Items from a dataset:

▼

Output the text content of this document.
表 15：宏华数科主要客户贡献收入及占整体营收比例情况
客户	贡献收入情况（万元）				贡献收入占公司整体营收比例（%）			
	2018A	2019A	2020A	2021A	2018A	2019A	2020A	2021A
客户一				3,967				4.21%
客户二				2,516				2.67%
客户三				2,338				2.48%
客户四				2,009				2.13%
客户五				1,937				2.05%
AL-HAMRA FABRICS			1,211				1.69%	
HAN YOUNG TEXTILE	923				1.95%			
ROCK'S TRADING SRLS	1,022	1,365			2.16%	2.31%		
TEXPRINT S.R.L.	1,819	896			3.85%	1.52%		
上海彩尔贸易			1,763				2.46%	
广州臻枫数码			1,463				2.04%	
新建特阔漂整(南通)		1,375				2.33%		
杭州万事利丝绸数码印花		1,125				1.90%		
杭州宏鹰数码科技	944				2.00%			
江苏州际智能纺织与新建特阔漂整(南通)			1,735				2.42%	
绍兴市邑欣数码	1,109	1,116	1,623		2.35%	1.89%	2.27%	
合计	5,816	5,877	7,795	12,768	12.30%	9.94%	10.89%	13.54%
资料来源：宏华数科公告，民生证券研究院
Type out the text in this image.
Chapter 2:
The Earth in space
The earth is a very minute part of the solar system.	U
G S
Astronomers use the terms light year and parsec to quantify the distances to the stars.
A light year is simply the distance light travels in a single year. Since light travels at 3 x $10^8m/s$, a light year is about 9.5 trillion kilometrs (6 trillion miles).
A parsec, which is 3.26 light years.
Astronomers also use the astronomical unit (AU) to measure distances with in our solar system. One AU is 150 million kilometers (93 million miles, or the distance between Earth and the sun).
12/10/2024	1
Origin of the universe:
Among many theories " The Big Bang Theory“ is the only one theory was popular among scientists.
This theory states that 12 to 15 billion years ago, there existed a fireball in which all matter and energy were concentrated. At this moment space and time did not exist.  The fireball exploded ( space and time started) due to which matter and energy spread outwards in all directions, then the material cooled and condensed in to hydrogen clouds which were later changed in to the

▲

(TASK STATEMENT): Restate the listing in full, word for word.

(SOLUTION TO THIS EXERCISE):
Output the text content of this document.
表 15：宏华数科主要客户贡献收入及占整体营收比例情况
客户	贡献收入情况（万元）				贡献收入占公司整体营收比例（%）			
	2018A	2019A	2020A	2021A	2018A	2019A	2020A	2021A
客户一				3,967				4.21%
客户二				2,516				2.67%
客户三				2,338				2.48%
客户四				2,009				2.13%
客户五				1,937				2.05%
AL-HAMRA FABRICS			1,211				1.69%	
HAN YOUNG TEXTILE	923				1.95%			
ROCK'S TRADING SRLS	1,022	1,365			2.16%	2.31%		
TEXPRINT S.R.L.	1,819	896			3.85%	1.52%		
上海彩尔贸易			1,763				2.46%	
广州臻枫数码			1,463				2.04%	
新建特阔漂整(南通)		1,375				2.33%		
杭州万事利丝绸数码印花		1,125				1.90%		
杭州宏鹰数码科技	944				2.00%			
江苏州际智能纺织与新建特阔漂整(南通)			1,735				2.42%	
绍兴市邑欣数码	1,109	1,116	1,623		2.35%	1.89%	2.27%	
合计	5,816	5,877	7,795	12,768	12.30%	9.94%	10.89%	13.54%
资料来源：宏华数科公告，民生证券研究院
Type out the text in this image.
Chapter 2:
The Earth in space
The earth is a very minute part of the solar system.	U
G S
Astronomers use the terms light year and parsec to quantify the distances to the stars.
A light year is simply the distance light travels in a single year. Since light travels at 3 x $10^8m/s$, a light year is about 9.5 trillion kilometrs (6 trillion miles).
A parsec, which is 3.26 light years.
Astronomers also use the astronomical unit (AU) to measure distances with in our solar system. One AU is 150 million kilometers (93 million miles, or the distance between Earth and the sun).
12/10/2024	1
Origin of the universe:
Among many theories " The Big Bang Theory“ is the only one theory was popular among scientists.
This theory states that 12 to 15 billion years ago, there existed a fireball in which all matter and energy were concentrated. At this moment space and time did not exist.  The fireball exploded ( space and time started) due to which matter and energy spread outwards in all directions, then the material cooled and condensed in to hydrogen clouds which were later changed in to the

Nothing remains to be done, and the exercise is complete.